start RECORDS

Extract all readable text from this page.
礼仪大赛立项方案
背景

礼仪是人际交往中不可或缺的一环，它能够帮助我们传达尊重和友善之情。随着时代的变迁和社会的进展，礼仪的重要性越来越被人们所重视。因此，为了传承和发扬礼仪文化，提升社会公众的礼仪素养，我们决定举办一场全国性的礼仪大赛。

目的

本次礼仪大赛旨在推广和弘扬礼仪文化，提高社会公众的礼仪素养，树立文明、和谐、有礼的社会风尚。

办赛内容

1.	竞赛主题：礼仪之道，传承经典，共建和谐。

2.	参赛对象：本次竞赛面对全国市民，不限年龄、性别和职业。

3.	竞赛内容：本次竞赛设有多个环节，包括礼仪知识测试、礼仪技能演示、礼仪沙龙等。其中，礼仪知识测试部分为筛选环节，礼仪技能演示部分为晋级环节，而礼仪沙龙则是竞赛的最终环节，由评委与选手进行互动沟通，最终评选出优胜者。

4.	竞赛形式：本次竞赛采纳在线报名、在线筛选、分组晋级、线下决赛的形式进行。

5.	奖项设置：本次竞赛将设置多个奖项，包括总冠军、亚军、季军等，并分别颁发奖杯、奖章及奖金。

end RECORDS
start RECORDS

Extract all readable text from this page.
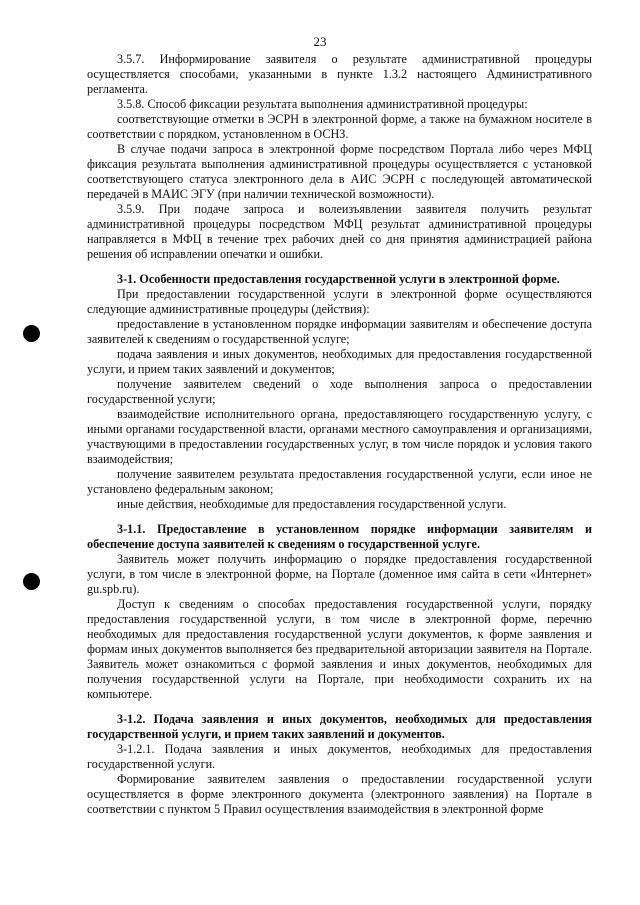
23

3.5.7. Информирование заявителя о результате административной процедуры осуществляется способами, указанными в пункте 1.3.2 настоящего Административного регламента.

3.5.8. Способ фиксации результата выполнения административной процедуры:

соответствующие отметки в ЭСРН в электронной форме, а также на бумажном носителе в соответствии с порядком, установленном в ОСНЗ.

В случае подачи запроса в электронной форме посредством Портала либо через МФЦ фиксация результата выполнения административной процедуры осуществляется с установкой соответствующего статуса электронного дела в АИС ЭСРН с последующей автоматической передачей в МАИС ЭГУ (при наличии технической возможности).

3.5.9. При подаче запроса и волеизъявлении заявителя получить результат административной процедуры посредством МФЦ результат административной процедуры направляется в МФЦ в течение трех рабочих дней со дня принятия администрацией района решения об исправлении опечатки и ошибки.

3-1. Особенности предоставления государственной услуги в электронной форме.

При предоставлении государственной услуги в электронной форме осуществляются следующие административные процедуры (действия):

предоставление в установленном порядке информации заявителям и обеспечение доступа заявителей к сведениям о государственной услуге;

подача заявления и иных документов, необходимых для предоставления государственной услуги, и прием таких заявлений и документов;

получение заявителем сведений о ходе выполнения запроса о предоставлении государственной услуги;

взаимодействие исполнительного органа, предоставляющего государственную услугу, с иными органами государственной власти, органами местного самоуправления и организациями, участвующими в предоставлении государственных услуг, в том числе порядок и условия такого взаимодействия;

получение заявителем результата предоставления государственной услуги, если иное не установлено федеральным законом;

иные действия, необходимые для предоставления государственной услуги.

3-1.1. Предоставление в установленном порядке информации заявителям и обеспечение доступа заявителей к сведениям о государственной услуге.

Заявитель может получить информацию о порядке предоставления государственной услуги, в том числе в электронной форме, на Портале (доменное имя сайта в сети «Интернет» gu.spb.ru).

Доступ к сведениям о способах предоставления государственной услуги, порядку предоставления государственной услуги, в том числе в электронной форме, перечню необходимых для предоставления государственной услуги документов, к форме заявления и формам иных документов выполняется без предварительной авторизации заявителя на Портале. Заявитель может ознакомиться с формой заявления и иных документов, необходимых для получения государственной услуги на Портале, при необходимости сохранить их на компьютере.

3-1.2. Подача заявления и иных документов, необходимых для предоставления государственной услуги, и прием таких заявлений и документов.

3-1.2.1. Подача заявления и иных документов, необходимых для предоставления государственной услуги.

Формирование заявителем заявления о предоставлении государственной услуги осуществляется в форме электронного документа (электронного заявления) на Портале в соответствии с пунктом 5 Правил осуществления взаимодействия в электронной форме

end RECORDS
start RECORDS

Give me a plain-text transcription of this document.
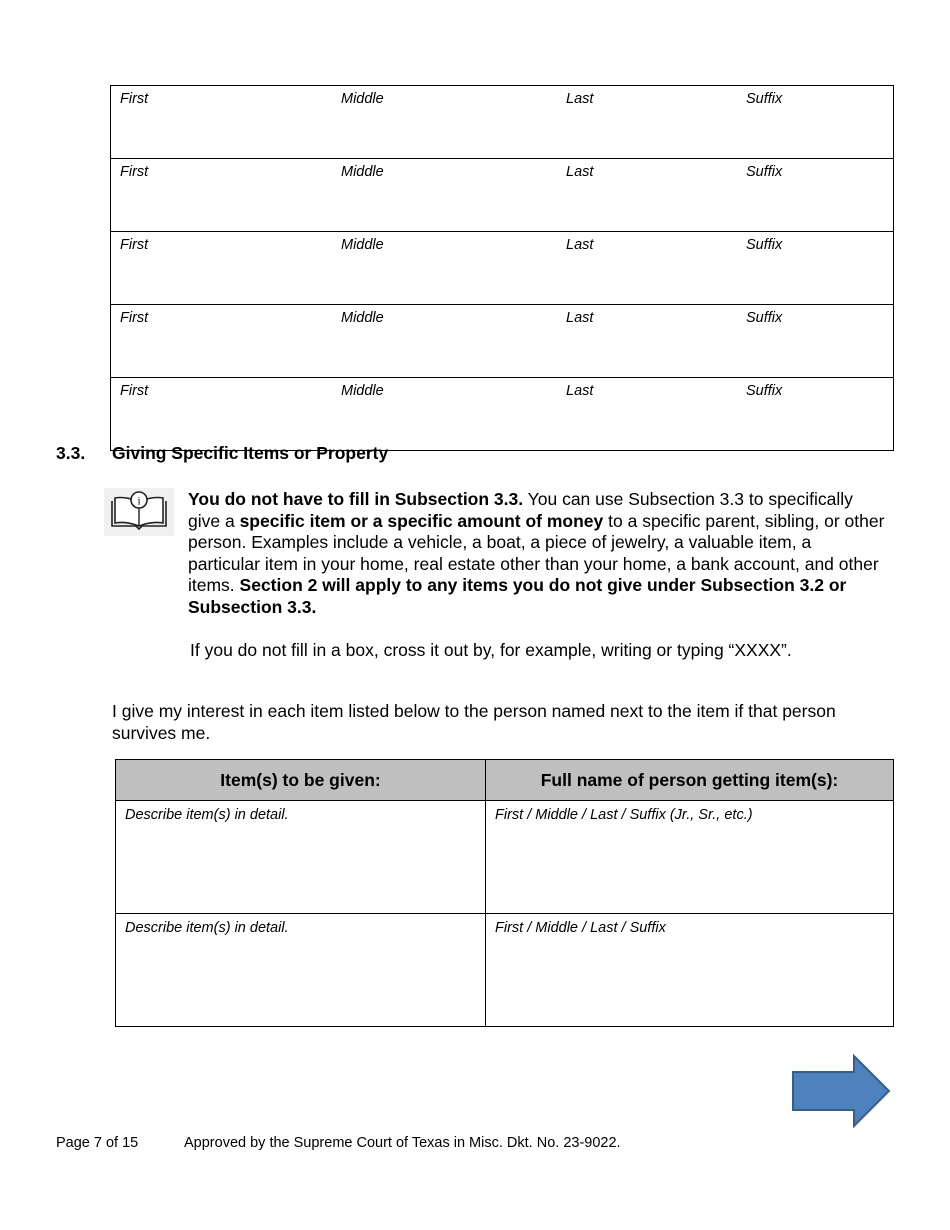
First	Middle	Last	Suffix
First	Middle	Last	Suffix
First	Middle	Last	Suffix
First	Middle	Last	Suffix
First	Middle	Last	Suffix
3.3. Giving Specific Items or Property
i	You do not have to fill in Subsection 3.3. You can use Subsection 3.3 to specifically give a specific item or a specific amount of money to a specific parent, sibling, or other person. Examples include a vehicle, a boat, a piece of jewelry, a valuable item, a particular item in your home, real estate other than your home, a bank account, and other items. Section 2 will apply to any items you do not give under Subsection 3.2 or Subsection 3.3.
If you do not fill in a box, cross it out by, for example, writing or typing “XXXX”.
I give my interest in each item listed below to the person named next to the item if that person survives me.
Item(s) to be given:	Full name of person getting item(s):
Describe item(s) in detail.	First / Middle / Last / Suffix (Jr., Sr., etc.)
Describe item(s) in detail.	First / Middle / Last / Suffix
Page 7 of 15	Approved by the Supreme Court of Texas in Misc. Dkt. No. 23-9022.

end RECORDS

Count the lines above that contain the word "процедуры", and reply with only that number.

5